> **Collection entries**
_____

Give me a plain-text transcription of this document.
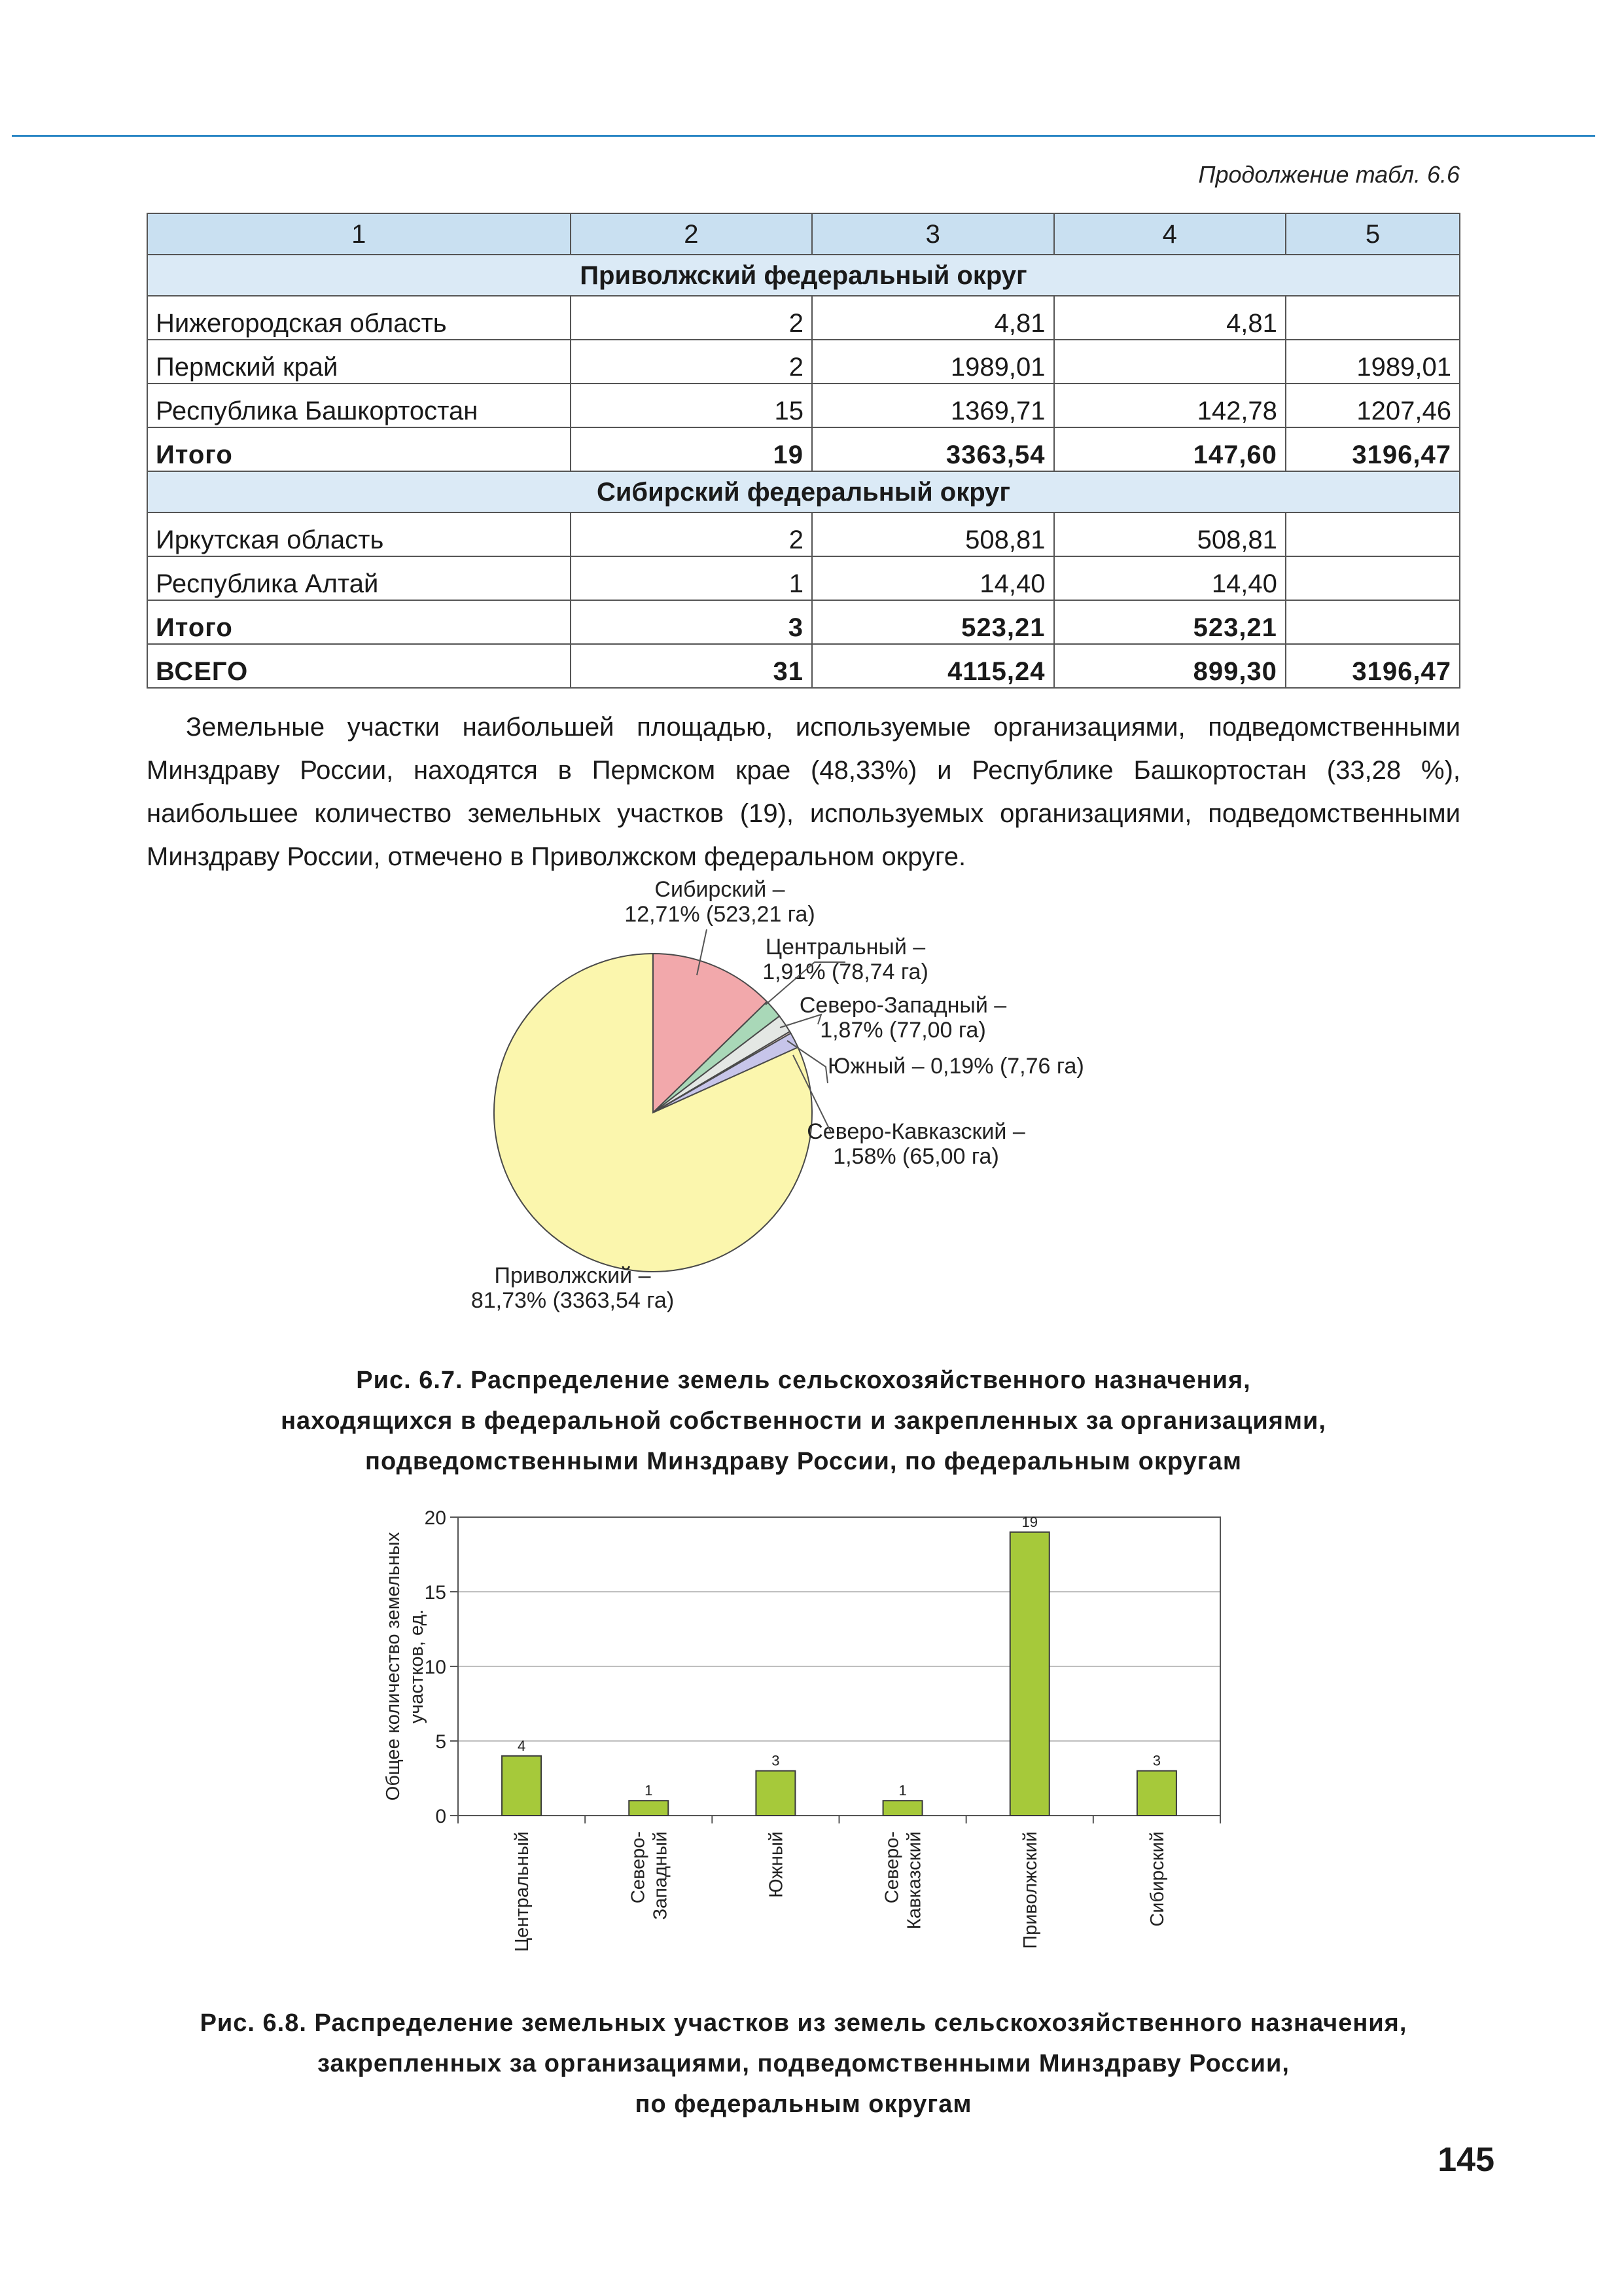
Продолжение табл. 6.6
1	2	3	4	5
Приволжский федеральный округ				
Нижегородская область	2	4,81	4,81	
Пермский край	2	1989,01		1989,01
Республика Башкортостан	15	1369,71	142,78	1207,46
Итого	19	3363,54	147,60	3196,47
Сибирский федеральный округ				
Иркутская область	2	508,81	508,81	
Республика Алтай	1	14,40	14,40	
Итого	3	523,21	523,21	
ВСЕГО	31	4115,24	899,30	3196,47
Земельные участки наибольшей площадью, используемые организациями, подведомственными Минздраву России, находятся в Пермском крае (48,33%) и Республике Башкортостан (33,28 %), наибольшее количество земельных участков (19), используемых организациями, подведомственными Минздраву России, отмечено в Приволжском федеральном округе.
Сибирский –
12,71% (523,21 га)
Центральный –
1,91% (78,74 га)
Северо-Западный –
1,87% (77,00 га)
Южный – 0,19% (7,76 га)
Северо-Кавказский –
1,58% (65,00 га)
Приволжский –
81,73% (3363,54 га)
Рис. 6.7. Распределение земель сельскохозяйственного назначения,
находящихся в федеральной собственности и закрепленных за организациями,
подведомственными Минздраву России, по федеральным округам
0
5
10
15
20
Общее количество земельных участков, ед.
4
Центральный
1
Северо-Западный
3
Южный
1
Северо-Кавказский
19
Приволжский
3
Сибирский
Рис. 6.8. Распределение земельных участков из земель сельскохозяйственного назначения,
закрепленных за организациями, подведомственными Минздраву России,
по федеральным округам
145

_____

> **TASK DIRECTIONS**
Copy every single line of the material above that holds "организациями".

> **THE ANSWER**
Земельные участки наибольшей площадью, используемые организациями, подведомственными Минздраву России, находятся в Пермском крае (48,33%) и Республике Башкортостан (33,28 %), наибольшее количество земельных участков (19), используемых организациями, подведомственными Минздраву России, отмечено в Приволжском федеральном округе.
находящихся в федеральной собственности и закрепленных за организациями,
закрепленных за организациями, подведомственными Минздраву России,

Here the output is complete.